- [SET PROBLEM] Count every line that holds the string "Éireann", and report the number alone.
Begin GIVEN RECORDS
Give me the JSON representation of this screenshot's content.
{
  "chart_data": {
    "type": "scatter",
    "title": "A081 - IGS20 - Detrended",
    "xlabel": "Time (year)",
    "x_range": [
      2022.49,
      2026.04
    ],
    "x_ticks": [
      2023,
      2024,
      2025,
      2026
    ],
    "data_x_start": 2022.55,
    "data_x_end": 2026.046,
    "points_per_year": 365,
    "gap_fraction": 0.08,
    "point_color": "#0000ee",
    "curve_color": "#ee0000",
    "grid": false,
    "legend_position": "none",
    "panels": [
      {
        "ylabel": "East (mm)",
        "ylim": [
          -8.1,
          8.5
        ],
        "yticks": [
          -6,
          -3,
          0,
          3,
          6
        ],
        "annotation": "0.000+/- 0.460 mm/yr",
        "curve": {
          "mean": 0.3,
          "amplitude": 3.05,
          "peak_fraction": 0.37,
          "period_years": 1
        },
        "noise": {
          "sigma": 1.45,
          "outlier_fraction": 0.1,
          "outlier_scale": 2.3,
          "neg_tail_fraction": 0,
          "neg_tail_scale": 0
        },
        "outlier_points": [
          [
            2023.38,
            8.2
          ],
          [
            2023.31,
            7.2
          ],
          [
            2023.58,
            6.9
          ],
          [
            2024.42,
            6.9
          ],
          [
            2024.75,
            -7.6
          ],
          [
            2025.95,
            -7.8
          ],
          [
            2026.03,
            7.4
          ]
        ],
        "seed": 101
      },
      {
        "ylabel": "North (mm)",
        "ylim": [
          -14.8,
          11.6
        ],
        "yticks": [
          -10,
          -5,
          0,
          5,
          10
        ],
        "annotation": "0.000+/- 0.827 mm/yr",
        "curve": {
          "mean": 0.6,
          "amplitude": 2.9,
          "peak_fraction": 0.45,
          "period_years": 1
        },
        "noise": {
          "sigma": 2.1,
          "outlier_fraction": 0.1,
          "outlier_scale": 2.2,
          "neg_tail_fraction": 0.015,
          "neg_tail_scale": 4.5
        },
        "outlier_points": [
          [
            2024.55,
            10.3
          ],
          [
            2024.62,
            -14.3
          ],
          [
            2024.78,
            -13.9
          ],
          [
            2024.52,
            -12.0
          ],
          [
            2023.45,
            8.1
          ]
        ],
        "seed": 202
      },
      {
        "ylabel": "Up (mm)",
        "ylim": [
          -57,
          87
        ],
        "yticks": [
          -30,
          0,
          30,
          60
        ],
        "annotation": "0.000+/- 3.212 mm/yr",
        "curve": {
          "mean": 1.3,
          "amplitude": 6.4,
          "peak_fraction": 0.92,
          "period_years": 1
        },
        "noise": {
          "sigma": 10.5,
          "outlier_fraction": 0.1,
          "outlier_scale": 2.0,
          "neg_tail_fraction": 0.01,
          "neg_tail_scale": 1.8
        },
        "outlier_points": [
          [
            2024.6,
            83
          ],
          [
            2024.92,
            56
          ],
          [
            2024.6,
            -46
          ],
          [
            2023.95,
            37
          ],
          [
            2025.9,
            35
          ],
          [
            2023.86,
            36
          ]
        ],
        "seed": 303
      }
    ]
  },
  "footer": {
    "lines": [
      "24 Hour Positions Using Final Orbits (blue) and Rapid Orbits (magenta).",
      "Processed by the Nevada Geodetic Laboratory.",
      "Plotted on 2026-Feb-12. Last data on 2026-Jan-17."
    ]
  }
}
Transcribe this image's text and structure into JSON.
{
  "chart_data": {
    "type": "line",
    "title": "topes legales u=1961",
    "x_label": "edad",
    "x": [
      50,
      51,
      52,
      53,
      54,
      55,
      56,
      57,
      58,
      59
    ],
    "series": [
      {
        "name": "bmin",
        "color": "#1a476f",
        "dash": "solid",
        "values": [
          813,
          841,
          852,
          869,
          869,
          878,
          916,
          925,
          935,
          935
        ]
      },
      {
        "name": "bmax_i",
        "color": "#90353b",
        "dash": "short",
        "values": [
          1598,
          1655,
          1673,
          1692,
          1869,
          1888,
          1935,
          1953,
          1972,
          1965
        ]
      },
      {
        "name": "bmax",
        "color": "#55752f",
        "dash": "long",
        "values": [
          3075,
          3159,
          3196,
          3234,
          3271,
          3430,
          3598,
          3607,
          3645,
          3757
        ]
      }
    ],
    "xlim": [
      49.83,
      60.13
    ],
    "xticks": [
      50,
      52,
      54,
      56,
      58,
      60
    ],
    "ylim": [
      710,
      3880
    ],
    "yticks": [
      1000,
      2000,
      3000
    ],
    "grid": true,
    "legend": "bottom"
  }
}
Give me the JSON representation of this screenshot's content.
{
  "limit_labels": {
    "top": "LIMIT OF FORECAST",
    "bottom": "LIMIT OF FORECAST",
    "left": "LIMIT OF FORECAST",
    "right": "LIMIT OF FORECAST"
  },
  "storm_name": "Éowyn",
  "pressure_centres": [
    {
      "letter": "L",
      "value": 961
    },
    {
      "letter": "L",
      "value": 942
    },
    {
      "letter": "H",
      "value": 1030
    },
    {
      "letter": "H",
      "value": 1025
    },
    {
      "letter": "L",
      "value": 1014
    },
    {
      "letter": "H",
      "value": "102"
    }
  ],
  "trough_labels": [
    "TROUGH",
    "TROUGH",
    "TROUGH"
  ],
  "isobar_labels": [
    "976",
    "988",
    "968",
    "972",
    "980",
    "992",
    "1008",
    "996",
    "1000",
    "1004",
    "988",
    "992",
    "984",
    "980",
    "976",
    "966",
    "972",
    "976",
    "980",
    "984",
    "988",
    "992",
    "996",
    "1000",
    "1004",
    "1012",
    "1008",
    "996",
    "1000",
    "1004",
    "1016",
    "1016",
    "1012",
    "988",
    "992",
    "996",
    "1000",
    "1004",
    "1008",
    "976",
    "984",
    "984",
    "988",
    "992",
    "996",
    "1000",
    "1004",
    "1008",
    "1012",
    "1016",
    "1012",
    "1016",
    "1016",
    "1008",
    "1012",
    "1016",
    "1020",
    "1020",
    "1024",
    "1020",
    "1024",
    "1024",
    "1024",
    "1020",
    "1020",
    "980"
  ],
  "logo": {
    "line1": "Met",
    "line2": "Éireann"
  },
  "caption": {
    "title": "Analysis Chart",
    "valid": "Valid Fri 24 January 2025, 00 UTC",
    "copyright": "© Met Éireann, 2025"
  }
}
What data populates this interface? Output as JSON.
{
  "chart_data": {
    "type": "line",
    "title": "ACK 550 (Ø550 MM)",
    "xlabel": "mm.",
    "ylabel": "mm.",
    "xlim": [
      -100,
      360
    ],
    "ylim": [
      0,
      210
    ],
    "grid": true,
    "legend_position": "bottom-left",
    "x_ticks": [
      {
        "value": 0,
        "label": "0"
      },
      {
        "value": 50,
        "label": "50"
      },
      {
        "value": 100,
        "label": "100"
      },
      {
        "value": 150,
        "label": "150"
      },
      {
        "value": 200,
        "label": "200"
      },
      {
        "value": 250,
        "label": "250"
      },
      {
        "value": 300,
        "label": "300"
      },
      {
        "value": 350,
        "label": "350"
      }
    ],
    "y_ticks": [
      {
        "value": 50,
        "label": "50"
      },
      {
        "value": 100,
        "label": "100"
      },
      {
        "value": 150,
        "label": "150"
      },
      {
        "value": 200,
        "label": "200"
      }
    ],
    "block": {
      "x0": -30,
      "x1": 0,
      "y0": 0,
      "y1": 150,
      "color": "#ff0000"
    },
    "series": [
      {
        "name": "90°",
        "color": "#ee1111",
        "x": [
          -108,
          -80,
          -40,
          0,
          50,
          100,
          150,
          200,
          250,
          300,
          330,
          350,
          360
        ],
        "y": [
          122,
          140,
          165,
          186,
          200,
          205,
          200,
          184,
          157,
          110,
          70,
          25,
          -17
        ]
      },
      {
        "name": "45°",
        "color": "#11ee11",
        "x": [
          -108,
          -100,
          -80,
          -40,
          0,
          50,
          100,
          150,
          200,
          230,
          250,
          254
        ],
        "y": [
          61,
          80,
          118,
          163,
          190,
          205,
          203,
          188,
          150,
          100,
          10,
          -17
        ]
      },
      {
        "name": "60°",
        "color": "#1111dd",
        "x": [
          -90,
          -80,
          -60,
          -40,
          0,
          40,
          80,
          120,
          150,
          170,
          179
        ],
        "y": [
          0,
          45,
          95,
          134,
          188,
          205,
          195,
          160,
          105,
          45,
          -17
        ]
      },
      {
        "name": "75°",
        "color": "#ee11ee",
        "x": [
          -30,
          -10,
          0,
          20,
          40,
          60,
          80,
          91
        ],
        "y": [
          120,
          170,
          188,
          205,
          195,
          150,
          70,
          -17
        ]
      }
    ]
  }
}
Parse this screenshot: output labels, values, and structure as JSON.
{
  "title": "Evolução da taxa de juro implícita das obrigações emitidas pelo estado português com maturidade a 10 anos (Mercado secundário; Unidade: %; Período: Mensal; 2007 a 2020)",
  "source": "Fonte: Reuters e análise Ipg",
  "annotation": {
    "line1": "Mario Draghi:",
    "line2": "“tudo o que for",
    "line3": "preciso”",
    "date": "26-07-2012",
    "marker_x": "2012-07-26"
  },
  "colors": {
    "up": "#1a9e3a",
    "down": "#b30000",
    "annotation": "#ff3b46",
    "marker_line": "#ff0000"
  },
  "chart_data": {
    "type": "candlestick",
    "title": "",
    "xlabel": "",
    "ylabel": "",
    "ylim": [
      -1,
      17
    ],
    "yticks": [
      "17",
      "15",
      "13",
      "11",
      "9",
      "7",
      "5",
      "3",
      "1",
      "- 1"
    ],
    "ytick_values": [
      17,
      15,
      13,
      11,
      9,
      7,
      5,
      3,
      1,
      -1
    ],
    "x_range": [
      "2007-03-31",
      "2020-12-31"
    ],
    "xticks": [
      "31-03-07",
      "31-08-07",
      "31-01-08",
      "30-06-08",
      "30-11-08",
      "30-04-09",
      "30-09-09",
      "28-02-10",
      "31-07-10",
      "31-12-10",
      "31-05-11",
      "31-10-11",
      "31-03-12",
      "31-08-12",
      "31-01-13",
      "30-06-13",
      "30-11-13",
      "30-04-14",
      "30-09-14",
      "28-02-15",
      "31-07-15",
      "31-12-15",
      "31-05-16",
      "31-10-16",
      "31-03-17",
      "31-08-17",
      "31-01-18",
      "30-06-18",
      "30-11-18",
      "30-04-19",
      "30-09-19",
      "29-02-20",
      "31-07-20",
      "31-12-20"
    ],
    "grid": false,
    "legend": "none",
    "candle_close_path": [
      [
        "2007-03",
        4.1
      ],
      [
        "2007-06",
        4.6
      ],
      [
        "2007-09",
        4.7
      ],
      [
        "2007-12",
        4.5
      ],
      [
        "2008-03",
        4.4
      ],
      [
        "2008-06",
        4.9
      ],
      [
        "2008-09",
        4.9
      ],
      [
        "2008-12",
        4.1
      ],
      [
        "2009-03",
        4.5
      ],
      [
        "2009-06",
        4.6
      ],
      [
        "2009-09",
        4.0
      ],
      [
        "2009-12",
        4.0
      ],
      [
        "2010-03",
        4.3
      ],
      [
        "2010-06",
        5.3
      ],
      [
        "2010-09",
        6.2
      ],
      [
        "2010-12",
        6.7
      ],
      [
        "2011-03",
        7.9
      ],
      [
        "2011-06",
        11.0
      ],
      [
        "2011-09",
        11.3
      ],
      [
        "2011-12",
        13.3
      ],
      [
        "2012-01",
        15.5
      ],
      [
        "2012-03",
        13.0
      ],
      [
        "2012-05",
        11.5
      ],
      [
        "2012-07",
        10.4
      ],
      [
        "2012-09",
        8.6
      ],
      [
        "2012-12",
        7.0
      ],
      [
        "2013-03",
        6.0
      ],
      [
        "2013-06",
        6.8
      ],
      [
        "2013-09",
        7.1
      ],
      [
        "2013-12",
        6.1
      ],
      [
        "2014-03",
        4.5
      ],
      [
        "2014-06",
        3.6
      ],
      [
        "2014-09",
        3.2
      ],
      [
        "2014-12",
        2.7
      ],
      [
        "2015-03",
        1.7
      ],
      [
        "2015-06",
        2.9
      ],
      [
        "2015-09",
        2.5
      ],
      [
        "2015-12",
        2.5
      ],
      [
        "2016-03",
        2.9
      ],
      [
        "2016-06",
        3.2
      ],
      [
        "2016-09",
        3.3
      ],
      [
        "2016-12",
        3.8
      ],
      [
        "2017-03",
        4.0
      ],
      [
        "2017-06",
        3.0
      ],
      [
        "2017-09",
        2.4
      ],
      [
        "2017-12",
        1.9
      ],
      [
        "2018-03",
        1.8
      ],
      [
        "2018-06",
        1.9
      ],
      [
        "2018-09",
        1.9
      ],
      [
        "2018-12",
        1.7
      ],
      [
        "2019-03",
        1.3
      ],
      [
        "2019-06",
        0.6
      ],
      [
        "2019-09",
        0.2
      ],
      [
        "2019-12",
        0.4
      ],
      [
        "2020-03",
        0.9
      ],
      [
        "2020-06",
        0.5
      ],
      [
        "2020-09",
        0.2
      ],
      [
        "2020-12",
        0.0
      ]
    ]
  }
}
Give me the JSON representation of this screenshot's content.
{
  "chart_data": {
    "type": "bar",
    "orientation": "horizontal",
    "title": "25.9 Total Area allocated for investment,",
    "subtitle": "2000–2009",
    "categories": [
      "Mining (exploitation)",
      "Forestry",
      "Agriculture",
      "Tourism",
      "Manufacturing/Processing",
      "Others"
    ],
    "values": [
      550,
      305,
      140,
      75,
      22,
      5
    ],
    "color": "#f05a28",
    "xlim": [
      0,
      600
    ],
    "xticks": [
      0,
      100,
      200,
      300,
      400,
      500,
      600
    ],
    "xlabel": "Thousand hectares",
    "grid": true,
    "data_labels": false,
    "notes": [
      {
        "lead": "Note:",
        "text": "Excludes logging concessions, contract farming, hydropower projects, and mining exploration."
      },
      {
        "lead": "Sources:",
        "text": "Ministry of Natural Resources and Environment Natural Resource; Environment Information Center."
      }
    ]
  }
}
End GIVEN RECORDS
- [SOLVED EXERCISE] 2